[Dataset records]
>> BEGIN

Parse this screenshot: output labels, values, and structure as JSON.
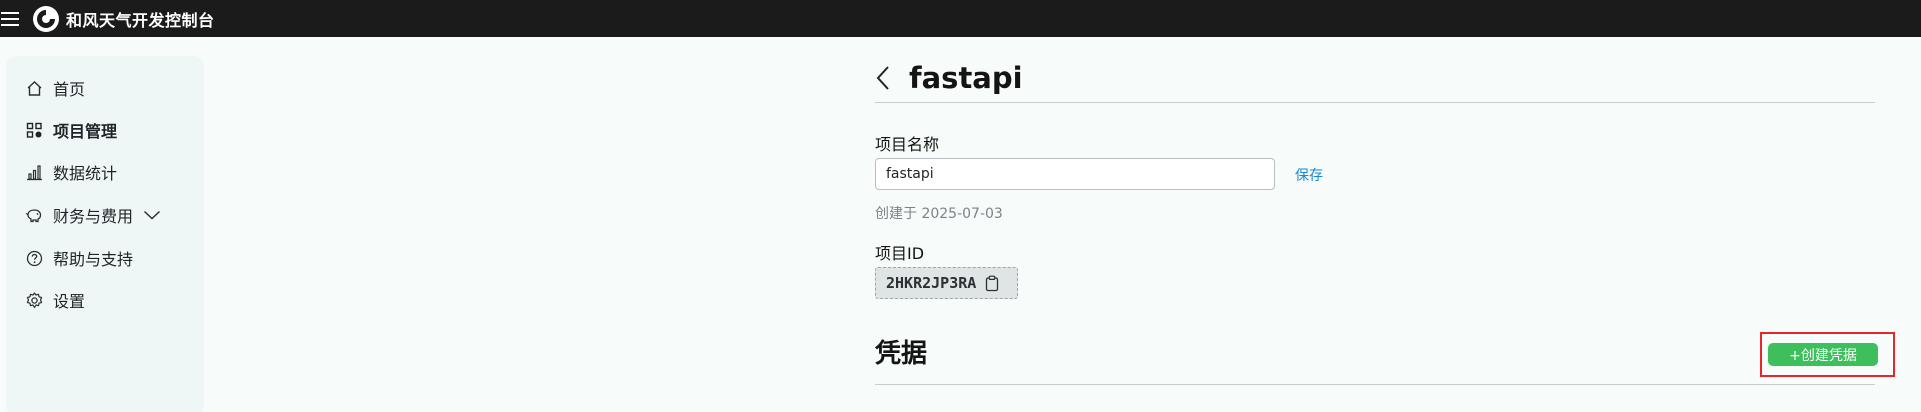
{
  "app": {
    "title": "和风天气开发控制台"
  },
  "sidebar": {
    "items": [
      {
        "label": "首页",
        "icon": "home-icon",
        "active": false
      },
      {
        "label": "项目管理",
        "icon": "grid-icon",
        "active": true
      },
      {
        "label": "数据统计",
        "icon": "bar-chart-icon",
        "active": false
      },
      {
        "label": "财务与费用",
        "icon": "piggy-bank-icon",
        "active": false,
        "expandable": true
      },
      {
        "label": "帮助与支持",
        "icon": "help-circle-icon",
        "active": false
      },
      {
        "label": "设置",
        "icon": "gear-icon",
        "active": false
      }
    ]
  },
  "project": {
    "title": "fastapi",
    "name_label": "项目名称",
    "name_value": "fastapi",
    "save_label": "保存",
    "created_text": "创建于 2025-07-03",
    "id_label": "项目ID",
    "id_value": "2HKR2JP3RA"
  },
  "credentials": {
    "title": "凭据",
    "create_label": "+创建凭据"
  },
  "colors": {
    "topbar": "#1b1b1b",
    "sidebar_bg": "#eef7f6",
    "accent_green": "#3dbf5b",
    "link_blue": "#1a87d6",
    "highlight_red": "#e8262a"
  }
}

>> END
>> BEGIN

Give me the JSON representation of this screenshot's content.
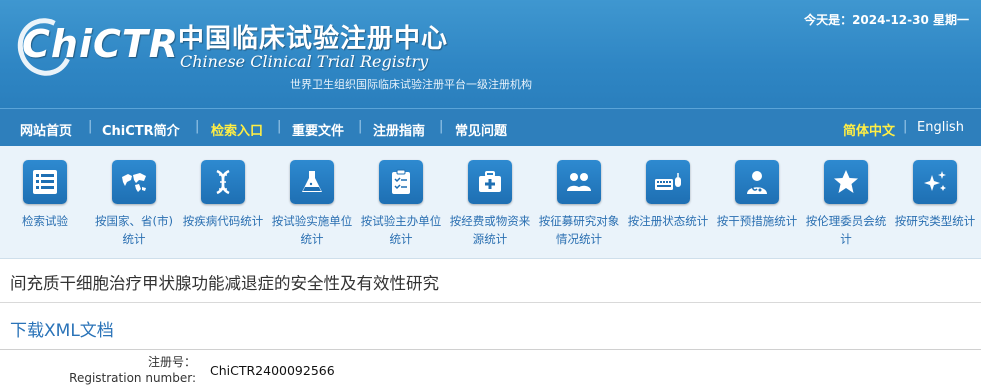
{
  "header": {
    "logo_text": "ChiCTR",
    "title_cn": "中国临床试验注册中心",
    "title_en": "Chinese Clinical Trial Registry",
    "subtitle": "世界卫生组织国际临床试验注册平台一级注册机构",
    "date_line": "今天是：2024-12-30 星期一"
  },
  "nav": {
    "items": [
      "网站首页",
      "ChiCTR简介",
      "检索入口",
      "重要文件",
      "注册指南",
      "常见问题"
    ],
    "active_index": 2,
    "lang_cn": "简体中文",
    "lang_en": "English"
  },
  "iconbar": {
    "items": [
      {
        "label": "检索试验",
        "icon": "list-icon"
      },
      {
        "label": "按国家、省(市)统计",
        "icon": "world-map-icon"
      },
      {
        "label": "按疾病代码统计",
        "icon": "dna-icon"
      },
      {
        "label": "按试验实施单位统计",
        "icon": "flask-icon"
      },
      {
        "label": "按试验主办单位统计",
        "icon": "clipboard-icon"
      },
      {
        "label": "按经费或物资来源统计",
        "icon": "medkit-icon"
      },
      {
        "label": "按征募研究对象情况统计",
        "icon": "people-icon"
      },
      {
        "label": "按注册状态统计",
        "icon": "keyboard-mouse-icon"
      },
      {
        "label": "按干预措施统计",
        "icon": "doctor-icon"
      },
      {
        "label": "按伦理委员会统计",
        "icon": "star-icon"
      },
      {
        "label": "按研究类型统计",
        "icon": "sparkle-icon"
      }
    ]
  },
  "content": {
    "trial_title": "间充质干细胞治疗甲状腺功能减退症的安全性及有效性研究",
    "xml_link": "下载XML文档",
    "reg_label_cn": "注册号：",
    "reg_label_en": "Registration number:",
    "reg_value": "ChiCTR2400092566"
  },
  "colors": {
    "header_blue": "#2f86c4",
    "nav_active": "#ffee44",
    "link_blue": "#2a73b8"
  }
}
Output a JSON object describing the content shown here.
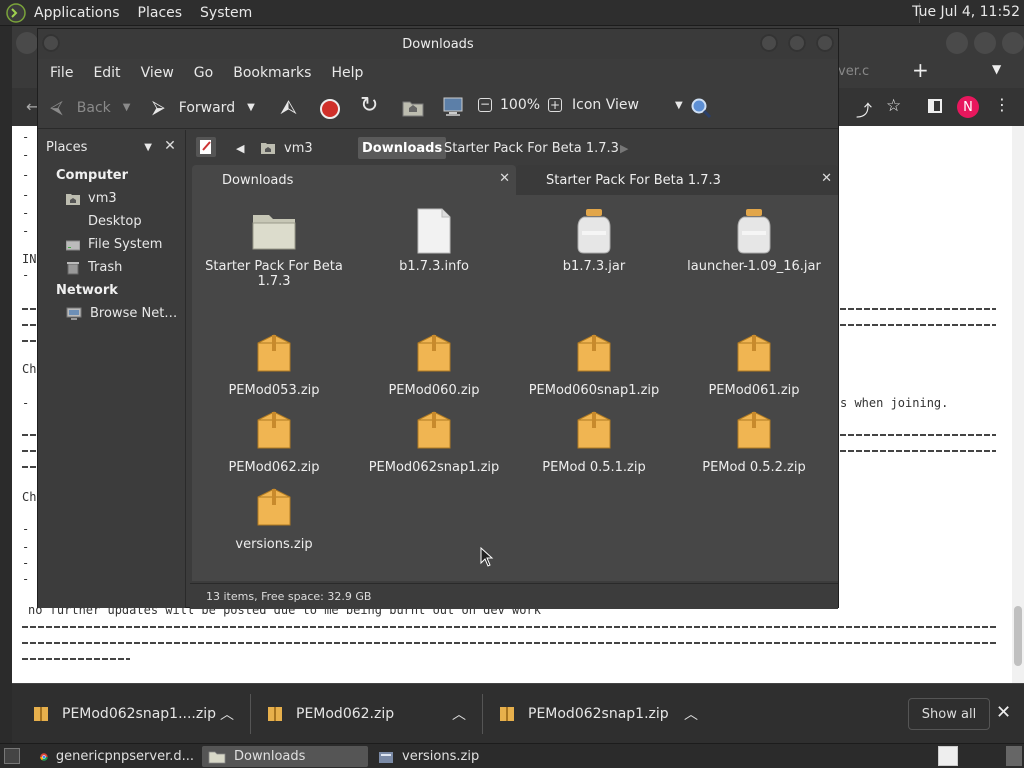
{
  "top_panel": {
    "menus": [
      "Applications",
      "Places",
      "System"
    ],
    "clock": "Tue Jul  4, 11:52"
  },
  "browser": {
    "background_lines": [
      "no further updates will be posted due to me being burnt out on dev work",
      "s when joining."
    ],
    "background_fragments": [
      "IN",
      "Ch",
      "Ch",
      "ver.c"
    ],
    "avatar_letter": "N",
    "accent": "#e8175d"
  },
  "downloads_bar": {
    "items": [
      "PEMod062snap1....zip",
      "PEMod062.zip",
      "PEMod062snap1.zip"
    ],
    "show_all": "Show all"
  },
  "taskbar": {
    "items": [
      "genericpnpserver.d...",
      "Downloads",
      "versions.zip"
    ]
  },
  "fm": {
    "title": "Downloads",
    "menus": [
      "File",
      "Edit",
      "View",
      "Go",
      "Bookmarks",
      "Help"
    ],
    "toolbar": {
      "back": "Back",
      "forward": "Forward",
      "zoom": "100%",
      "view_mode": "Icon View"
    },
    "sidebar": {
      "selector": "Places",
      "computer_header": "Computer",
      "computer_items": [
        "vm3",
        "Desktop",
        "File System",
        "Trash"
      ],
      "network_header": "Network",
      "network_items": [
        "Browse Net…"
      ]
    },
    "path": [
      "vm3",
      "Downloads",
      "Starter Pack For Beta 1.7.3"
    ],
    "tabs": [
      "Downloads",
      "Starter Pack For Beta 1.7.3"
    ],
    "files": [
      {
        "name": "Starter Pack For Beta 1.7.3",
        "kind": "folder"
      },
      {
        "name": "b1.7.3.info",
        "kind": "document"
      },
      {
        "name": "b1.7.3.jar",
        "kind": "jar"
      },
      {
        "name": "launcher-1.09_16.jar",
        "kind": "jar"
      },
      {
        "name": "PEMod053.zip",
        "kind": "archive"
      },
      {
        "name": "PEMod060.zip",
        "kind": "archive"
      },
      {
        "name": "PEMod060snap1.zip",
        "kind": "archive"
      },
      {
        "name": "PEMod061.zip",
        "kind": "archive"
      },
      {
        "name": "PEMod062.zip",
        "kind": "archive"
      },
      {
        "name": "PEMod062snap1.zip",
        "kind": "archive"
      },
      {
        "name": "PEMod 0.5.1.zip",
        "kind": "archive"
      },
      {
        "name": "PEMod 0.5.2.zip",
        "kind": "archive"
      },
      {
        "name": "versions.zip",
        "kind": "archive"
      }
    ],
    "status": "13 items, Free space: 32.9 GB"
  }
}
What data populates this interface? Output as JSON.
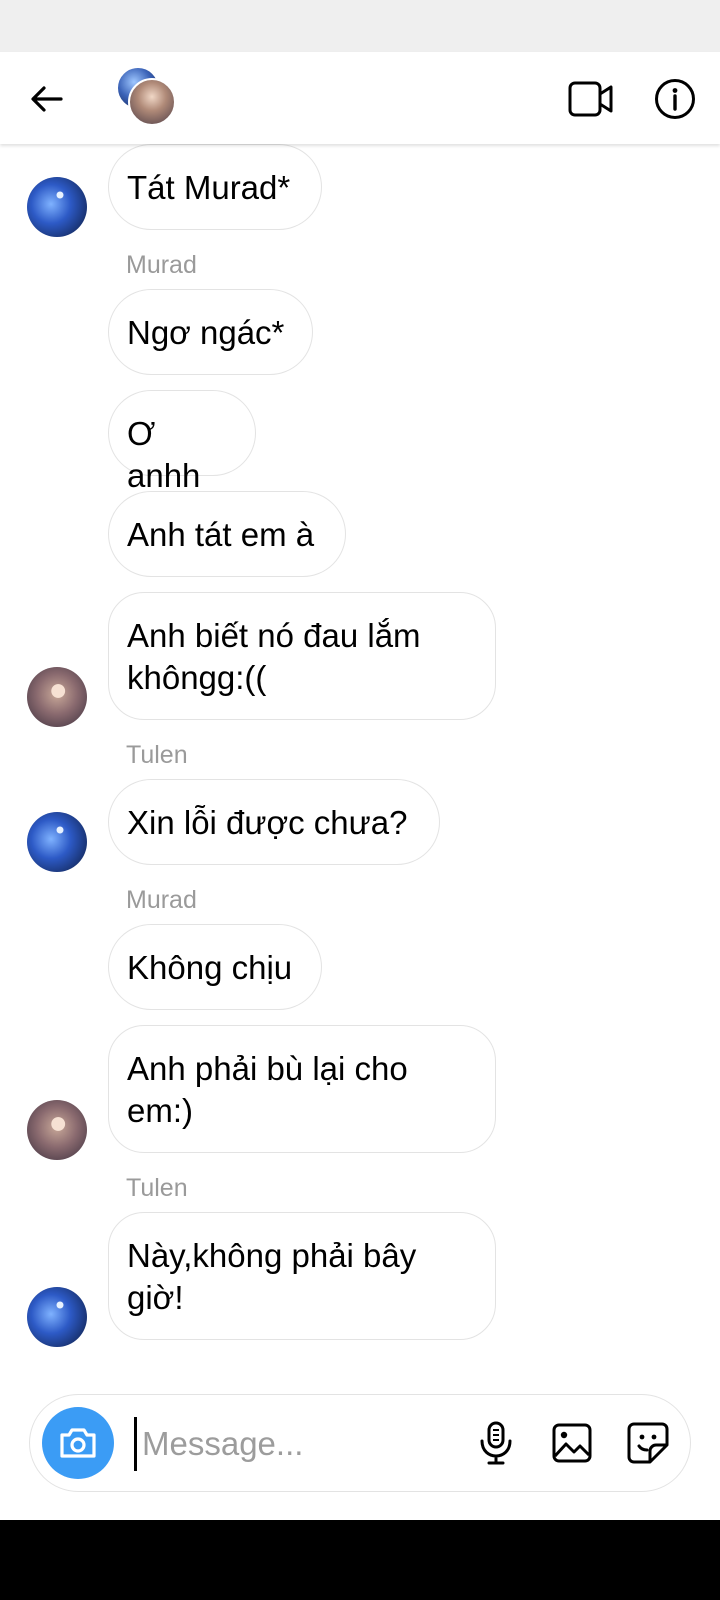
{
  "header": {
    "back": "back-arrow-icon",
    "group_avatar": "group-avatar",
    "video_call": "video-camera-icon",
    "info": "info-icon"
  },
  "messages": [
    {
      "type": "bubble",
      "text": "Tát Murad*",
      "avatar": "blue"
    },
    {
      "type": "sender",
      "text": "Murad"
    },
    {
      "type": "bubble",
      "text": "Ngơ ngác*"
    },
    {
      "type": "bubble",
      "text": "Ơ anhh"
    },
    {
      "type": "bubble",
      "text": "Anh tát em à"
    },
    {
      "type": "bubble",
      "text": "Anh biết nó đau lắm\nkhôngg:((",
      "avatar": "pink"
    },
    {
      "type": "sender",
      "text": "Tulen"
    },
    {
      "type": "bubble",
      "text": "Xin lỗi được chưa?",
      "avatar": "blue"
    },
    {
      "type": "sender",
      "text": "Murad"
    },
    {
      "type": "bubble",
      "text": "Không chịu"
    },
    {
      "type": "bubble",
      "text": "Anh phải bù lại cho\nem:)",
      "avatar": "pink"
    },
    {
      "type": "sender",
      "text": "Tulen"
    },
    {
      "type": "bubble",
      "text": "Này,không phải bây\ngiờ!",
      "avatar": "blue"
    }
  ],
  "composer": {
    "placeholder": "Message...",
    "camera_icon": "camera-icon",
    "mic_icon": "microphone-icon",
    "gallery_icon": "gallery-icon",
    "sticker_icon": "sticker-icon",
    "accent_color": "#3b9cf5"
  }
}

>> END

**THE PROBLEM:** Say how many lines in the records contain the string "phải", and say nothing else.

**COMPLETED EXERCISE:** 2